**Instructions for the task:**
Please write out the material below exactly as given.

-- begin --

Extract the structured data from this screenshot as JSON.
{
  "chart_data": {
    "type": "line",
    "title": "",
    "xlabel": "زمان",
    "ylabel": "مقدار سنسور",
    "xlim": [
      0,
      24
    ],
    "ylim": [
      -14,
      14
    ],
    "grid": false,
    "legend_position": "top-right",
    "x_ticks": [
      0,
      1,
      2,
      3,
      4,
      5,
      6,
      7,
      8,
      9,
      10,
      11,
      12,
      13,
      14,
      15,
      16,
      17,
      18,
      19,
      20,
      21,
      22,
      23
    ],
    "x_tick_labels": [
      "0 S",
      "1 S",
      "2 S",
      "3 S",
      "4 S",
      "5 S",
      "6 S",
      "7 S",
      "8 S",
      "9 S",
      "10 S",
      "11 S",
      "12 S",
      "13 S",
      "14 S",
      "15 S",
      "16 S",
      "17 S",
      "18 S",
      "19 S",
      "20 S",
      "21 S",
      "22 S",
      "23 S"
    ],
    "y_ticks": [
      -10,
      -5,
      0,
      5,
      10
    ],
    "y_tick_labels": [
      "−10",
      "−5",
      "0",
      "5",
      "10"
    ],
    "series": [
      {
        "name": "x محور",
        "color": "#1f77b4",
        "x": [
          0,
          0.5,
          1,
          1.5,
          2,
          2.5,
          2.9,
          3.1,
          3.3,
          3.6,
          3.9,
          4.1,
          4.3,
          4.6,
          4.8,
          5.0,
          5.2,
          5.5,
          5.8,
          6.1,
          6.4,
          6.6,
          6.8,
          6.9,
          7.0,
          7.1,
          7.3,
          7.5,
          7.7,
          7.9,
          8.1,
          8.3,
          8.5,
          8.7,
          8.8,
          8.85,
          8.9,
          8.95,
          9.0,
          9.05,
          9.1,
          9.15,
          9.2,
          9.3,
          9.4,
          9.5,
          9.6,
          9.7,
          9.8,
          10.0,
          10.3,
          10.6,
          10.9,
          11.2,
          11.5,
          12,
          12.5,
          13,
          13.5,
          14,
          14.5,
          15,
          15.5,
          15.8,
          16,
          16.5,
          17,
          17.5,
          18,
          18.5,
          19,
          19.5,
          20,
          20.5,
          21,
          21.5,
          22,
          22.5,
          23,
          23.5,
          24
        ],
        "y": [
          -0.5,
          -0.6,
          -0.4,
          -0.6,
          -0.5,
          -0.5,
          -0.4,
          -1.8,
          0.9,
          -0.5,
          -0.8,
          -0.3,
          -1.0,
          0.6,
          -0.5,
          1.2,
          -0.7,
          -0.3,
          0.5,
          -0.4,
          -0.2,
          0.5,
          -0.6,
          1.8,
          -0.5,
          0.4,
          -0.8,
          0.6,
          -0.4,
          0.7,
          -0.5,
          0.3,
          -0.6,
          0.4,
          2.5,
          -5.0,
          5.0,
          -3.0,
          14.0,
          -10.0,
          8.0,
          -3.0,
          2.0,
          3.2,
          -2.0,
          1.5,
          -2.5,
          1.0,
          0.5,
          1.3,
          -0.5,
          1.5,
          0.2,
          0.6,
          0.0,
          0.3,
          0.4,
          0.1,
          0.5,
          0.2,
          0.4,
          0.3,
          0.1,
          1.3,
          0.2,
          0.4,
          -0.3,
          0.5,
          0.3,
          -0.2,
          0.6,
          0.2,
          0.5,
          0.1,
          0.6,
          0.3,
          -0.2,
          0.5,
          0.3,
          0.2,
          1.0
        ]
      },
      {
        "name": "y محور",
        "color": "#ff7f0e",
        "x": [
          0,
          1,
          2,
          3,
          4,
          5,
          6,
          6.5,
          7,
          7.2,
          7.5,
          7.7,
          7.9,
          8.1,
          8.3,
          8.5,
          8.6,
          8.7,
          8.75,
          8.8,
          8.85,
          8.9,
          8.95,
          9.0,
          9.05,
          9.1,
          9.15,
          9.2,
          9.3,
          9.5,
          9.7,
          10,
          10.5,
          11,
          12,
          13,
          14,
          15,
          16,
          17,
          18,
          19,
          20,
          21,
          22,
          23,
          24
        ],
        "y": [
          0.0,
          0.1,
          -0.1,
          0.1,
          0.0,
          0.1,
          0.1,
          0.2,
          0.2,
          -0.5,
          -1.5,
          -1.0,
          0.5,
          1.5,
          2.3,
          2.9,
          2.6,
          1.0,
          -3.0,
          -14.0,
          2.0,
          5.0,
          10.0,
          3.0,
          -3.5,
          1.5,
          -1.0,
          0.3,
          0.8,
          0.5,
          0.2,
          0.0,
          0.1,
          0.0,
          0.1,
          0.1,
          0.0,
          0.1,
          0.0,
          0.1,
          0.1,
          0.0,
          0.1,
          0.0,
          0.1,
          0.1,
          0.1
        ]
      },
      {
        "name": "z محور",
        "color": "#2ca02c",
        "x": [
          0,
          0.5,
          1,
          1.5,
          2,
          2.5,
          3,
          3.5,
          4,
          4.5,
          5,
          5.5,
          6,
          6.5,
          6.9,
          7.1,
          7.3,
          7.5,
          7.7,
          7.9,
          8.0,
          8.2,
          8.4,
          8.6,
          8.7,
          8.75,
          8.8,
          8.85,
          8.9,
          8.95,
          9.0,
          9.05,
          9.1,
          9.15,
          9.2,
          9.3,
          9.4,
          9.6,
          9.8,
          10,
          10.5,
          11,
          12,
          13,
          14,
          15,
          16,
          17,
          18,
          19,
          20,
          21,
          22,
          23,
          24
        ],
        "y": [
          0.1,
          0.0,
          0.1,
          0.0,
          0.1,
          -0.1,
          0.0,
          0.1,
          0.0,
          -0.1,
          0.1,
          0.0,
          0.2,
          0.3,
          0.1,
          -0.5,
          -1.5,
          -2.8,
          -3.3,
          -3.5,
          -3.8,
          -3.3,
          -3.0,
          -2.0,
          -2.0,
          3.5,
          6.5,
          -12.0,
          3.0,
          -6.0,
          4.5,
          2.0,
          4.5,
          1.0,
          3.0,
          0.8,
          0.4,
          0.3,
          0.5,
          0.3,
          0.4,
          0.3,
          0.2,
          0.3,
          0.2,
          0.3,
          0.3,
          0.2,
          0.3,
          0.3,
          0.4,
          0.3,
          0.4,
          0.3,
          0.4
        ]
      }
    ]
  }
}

-- end --

**Finished answer:**
Extract the structured data from this screenshot as JSON.
{
  "chart_data": {
    "type": "line",
    "title": "",
    "xlabel": "زمان",
    "ylabel": "مقدار سنسور",
    "xlim": [
      0,
      24
    ],
    "ylim": [
      -14,
      14
    ],
    "grid": false,
    "legend_position": "top-right",
    "x_ticks": [
      0,
      1,
      2,
      3,
      4,
      5,
      6,
      7,
      8,
      9,
      10,
      11,
      12,
      13,
      14,
      15,
      16,
      17,
      18,
      19,
      20,
      21,
      22,
      23
    ],
    "x_tick_labels": [
      "0 S",
      "1 S",
      "2 S",
      "3 S",
      "4 S",
      "5 S",
      "6 S",
      "7 S",
      "8 S",
      "9 S",
      "10 S",
      "11 S",
      "12 S",
      "13 S",
      "14 S",
      "15 S",
      "16 S",
      "17 S",
      "18 S",
      "19 S",
      "20 S",
      "21 S",
      "22 S",
      "23 S"
    ],
    "y_ticks": [
      -10,
      -5,
      0,
      5,
      10
    ],
    "y_tick_labels": [
      "−10",
      "−5",
      "0",
      "5",
      "10"
    ],
    "series": [
      {
        "name": "x محور",
        "color": "#1f77b4",
        "x": [
          0,
          0.5,
          1,
          1.5,
          2,
          2.5,
          2.9,
          3.1,
          3.3,
          3.6,
          3.9,
          4.1,
          4.3,
          4.6,
          4.8,
          5.0,
          5.2,
          5.5,
          5.8,
          6.1,
          6.4,
          6.6,
          6.8,
          6.9,
          7.0,
          7.1,
          7.3,
          7.5,
          7.7,
          7.9,
          8.1,
          8.3,
          8.5,
          8.7,
          8.8,
          8.85,
          8.9,
          8.95,
          9.0,
          9.05,
          9.1,
          9.15,
          9.2,
          9.3,
          9.4,
          9.5,
          9.6,
          9.7,
          9.8,
          10.0,
          10.3,
          10.6,
          10.9,
          11.2,
          11.5,
          12,
          12.5,
          13,
          13.5,
          14,
          14.5,
          15,
          15.5,
          15.8,
          16,
          16.5,
          17,
          17.5,
          18,
          18.5,
          19,
          19.5,
          20,
          20.5,
          21,
          21.5,
          22,
          22.5,
          23,
          23.5,
          24
        ],
        "y": [
          -0.5,
          -0.6,
          -0.4,
          -0.6,
          -0.5,
          -0.5,
          -0.4,
          -1.8,
          0.9,
          -0.5,
          -0.8,
          -0.3,
          -1.0,
          0.6,
          -0.5,
          1.2,
          -0.7,
          -0.3,
          0.5,
          -0.4,
          -0.2,
          0.5,
          -0.6,
          1.8,
          -0.5,
          0.4,
          -0.8,
          0.6,
          -0.4,
          0.7,
          -0.5,
          0.3,
          -0.6,
          0.4,
          2.5,
          -5.0,
          5.0,
          -3.0,
          14.0,
          -10.0,
          8.0,
          -3.0,
          2.0,
          3.2,
          -2.0,
          1.5,
          -2.5,
          1.0,
          0.5,
          1.3,
          -0.5,
          1.5,
          0.2,
          0.6,
          0.0,
          0.3,
          0.4,
          0.1,
          0.5,
          0.2,
          0.4,
          0.3,
          0.1,
          1.3,
          0.2,
          0.4,
          -0.3,
          0.5,
          0.3,
          -0.2,
          0.6,
          0.2,
          0.5,
          0.1,
          0.6,
          0.3,
          -0.2,
          0.5,
          0.3,
          0.2,
          1.0
        ]
      },
      {
        "name": "y محور",
        "color": "#ff7f0e",
        "x": [
          0,
          1,
          2,
          3,
          4,
          5,
          6,
          6.5,
          7,
          7.2,
          7.5,
          7.7,
          7.9,
          8.1,
          8.3,
          8.5,
          8.6,
          8.7,
          8.75,
          8.8,
          8.85,
          8.9,
          8.95,
          9.0,
          9.05,
          9.1,
          9.15,
          9.2,
          9.3,
          9.5,
          9.7,
          10,
          10.5,
          11,
          12,
          13,
          14,
          15,
          16,
          17,
          18,
          19,
          20,
          21,
          22,
          23,
          24
        ],
        "y": [
          0.0,
          0.1,
          -0.1,
          0.1,
          0.0,
          0.1,
          0.1,
          0.2,
          0.2,
          -0.5,
          -1.5,
          -1.0,
          0.5,
          1.5,
          2.3,
          2.9,
          2.6,
          1.0,
          -3.0,
          -14.0,
          2.0,
          5.0,
          10.0,
          3.0,
          -3.5,
          1.5,
          -1.0,
          0.3,
          0.8,
          0.5,
          0.2,
          0.0,
          0.1,
          0.0,
          0.1,
          0.1,
          0.0,
          0.1,
          0.0,
          0.1,
          0.1,
          0.0,
          0.1,
          0.0,
          0.1,
          0.1,
          0.1
        ]
      },
      {
        "name": "z محور",
        "color": "#2ca02c",
        "x": [
          0,
          0.5,
          1,
          1.5,
          2,
          2.5,
          3,
          3.5,
          4,
          4.5,
          5,
          5.5,
          6,
          6.5,
          6.9,
          7.1,
          7.3,
          7.5,
          7.7,
          7.9,
          8.0,
          8.2,
          8.4,
          8.6,
          8.7,
          8.75,
          8.8,
          8.85,
          8.9,
          8.95,
          9.0,
          9.05,
          9.1,
          9.15,
          9.2,
          9.3,
          9.4,
          9.6,
          9.8,
          10,
          10.5,
          11,
          12,
          13,
          14,
          15,
          16,
          17,
          18,
          19,
          20,
          21,
          22,
          23,
          24
        ],
        "y": [
          0.1,
          0.0,
          0.1,
          0.0,
          0.1,
          -0.1,
          0.0,
          0.1,
          0.0,
          -0.1,
          0.1,
          0.0,
          0.2,
          0.3,
          0.1,
          -0.5,
          -1.5,
          -2.8,
          -3.3,
          -3.5,
          -3.8,
          -3.3,
          -3.0,
          -2.0,
          -2.0,
          3.5,
          6.5,
          -12.0,
          3.0,
          -6.0,
          4.5,
          2.0,
          4.5,
          1.0,
          3.0,
          0.8,
          0.4,
          0.3,
          0.5,
          0.3,
          0.4,
          0.3,
          0.2,
          0.3,
          0.2,
          0.3,
          0.3,
          0.2,
          0.3,
          0.3,
          0.4,
          0.3,
          0.4,
          0.3,
          0.4
        ]
      }
    ]
  }
}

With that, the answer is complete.